## start SOURCE TEXT
Communication breakdown

Over the last few days, I’ve learned that The Wife and I are not proficient at communicating with each other as we might like to think we are.

Exhibit 1: The story where she doesn’t get to the point right away

This past Saturday she was at the ambulance building getting ready to do bills for a meeting tonight (she is the secretary for the ambulance association) when a call came in for a car accident.

I’ll let her tell the story (paraphrased, of course, but with the essence of the story still intact):

“I heard on the radio about police finding a car they had been looking for. At first, I thought it was a stolen car, but then they said it was off the road, and I knew we would be called out. Sure enough, we were.”

“When we arrived at the scene, we saw a car flipped over in a field off Mount Zion Road. We discovered the driver had fled the scene…”

“Joe [ambulance chief] was looking at the skidmarks on the roads and thought something was odd…Police then told him the driver had been driving backwards up the road…’Oh, that explains it,’ he said.”

“Evidently the car was a stolen car…”

Me: Wait, he stole the car and was driving it backwards?

“Yeah, it was a 17-year-old kid who stole the car…from his grandfather…”

“It was the second time in the last couple of weeks that he’s stolen a relative’s car…”

Ah, finally we got to the crux of the story. Why she didn’t tell me this first?

“Then the family is there talking about it…”

I imagine a family not dissimilar to the Beverly Hillbillies, minus the Beverly Hills, standing on a porch, spitting their tobacco out off the porch in between words, as they look over the wreckage of Grampa’s car.

“Well, there went Billy Bob again.”
## end SOURCE TEXT
- _WRITTEN INSTRUCTION 1_: In the blog post about the stolen car, where was the overturned car found?
- _WRITTEN INSTRUCTION 2_: Please pick up the blog post about the stolen car after its final line and write what comes next.
## start DATA PROVIDED
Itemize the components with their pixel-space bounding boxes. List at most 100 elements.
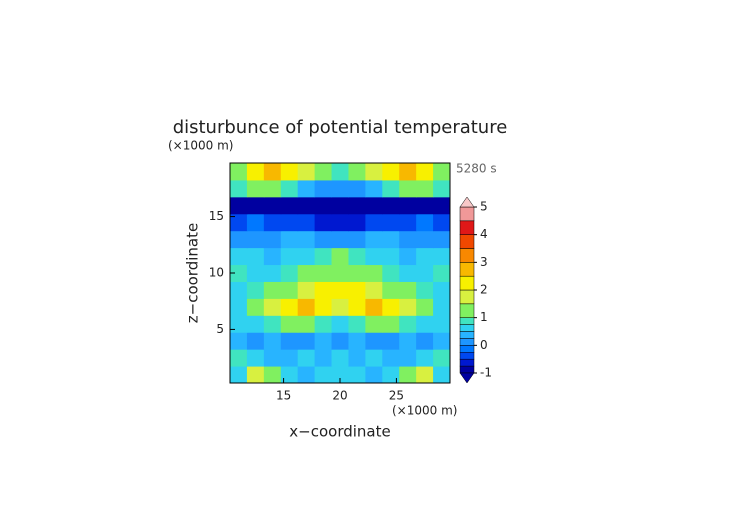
## end DATA PROVIDED
- _TASK RESPONSE 1_: In a field off Mount Zion Road.

- _TASK RESPONSE 2_:
“What did he expect trying to steal Grampa’s car? He should know that thing hasn’t gone forward in 20 years.”

Exhibit 2: The story where she misses the point

Last night I was supposed to go to stay overnight at a hospice where I volunteer. However, I received a phone call earlier in the day that the guest was quickly taking a turn for the worse, and his family would be staying with him for the duration.

So first thing after The Wife gets home, I decide to tell her that I won’t have to go.

Her response: “Yay!!!”

Me: “Jeez. He’s not dead yet.”

Her: “Oh, I thought you were talking about the borough council meeting to which you had to go [note: she always talks in perfect English, no dangling prepositions can be hung on her].”

Me: “Er…no.”

She: “Oops.”

Exhibit 3: Subtlety

Shortly after that conversation, she hands me a sheet of paper with a list titled: “The Seventeen Evidences of a Lack of Humility by St. John Vianney.”

Me: “Er…are you trying to tell me something?”

She: “Oh, no…no, no, no…I didn’t mean it that way. It’s just something I came across on the Internet today…and thought was interesting. It was more for me.”

Me: “Uh huh, sure.”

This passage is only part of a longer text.